** start of GIVEN RECORDS **
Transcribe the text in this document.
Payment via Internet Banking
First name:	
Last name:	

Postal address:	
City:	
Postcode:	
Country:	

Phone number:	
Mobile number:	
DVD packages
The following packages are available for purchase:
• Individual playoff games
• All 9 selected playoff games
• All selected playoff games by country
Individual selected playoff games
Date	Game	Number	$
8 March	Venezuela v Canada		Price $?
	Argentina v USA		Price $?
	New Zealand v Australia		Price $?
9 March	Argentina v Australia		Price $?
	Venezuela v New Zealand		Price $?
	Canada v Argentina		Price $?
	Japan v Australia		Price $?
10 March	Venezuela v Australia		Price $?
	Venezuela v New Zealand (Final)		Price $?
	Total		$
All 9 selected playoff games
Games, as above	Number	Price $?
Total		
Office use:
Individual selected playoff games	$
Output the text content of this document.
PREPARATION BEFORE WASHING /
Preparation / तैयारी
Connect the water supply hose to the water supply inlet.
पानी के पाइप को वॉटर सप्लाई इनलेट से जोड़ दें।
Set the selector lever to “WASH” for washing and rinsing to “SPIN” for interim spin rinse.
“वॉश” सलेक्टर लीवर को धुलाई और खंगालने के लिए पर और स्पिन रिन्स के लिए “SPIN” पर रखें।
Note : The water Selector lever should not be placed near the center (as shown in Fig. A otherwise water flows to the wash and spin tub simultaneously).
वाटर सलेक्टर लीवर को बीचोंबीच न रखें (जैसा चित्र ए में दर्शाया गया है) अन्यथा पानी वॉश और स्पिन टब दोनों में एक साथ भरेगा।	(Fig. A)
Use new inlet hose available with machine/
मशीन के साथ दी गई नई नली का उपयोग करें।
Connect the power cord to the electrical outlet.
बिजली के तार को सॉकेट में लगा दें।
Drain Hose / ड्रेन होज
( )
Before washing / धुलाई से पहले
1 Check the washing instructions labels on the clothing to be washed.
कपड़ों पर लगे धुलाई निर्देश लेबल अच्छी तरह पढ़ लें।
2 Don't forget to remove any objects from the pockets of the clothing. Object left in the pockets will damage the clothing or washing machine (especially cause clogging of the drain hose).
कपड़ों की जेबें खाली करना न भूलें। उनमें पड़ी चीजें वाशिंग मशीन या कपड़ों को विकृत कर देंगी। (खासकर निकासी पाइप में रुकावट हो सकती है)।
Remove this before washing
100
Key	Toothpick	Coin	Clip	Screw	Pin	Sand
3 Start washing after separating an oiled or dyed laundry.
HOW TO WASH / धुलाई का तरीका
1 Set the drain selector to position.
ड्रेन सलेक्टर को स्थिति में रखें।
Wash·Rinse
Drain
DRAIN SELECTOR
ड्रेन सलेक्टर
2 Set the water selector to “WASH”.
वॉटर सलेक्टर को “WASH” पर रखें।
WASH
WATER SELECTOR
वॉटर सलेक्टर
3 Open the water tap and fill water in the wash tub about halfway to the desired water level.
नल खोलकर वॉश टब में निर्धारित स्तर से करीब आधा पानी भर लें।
** end of GIVEN RECORDS **
_DIRECTIONS FOR THIS TASK:_
All of the lines above must be returned exactly.

_RESULT FOR THIS EXERCISE:_
Transcribe the text in this document.
Payment via Internet Banking
First name:	
Last name:	

Postal address:	
City:	
Postcode:	
Country:	

Phone number:	
Mobile number:	
DVD packages
The following packages are available for purchase:
• Individual playoff games
• All 9 selected playoff games
• All selected playoff games by country
Individual selected playoff games
Date	Game	Number	$
8 March	Venezuela v Canada		Price $?
	Argentina v USA		Price $?
	New Zealand v Australia		Price $?
9 March	Argentina v Australia		Price $?
	Venezuela v New Zealand		Price $?
	Canada v Argentina		Price $?
	Japan v Australia		Price $?
10 March	Venezuela v Australia		Price $?
	Venezuela v New Zealand (Final)		Price $?
	Total		$
All 9 selected playoff games
Games, as above	Number	Price $?
Total		
Office use:
Individual selected playoff games	$
Output the text content of this document.
PREPARATION BEFORE WASHING /
Preparation / तैयारी
Connect the water supply hose to the water supply inlet.
पानी के पाइप को वॉटर सप्लाई इनलेट से जोड़ दें।
Set the selector lever to “WASH” for washing and rinsing to “SPIN” for interim spin rinse.
“वॉश” सलेक्टर लीवर को धुलाई और खंगालने के लिए पर और स्पिन रिन्स के लिए “SPIN” पर रखें।
Note : The water Selector lever should not be placed near the center (as shown in Fig. A otherwise water flows to the wash and spin tub simultaneously).
वाटर सलेक्टर लीवर को बीचोंबीच न रखें (जैसा चित्र ए में दर्शाया गया है) अन्यथा पानी वॉश और स्पिन टब दोनों में एक साथ भरेगा।	(Fig. A)
Use new inlet hose available with machine/
मशीन के साथ दी गई नई नली का उपयोग करें।
Connect the power cord to the electrical outlet.
बिजली के तार को सॉकेट में लगा दें।
Drain Hose / ड्रेन होज
( )
Before washing / धुलाई से पहले
1 Check the washing instructions labels on the clothing to be washed.
कपड़ों पर लगे धुलाई निर्देश लेबल अच्छी तरह पढ़ लें।
2 Don't forget to remove any objects from the pockets of the clothing. Object left in the pockets will damage the clothing or washing machine (especially cause clogging of the drain hose).
कपड़ों की जेबें खाली करना न भूलें। उनमें पड़ी चीजें वाशिंग मशीन या कपड़ों को विकृत कर देंगी। (खासकर निकासी पाइप में रुकावट हो सकती है)।
Remove this before washing
100
Key	Toothpick	Coin	Clip	Screw	Pin	Sand
3 Start washing after separating an oiled or dyed laundry.
HOW TO WASH / धुलाई का तरीका
1 Set the drain selector to position.
ड्रेन सलेक्टर को स्थिति में रखें।
Wash·Rinse
Drain
DRAIN SELECTOR
ड्रेन सलेक्टर
2 Set the water selector to “WASH”.
वॉटर सलेक्टर को “WASH” पर रखें।
WASH
WATER SELECTOR
वॉटर सलेक्टर
3 Open the water tap and fill water in the wash tub about halfway to the desired water level.
नल खोलकर वॉश टब में निर्धारित स्तर से करीब आधा पानी भर लें।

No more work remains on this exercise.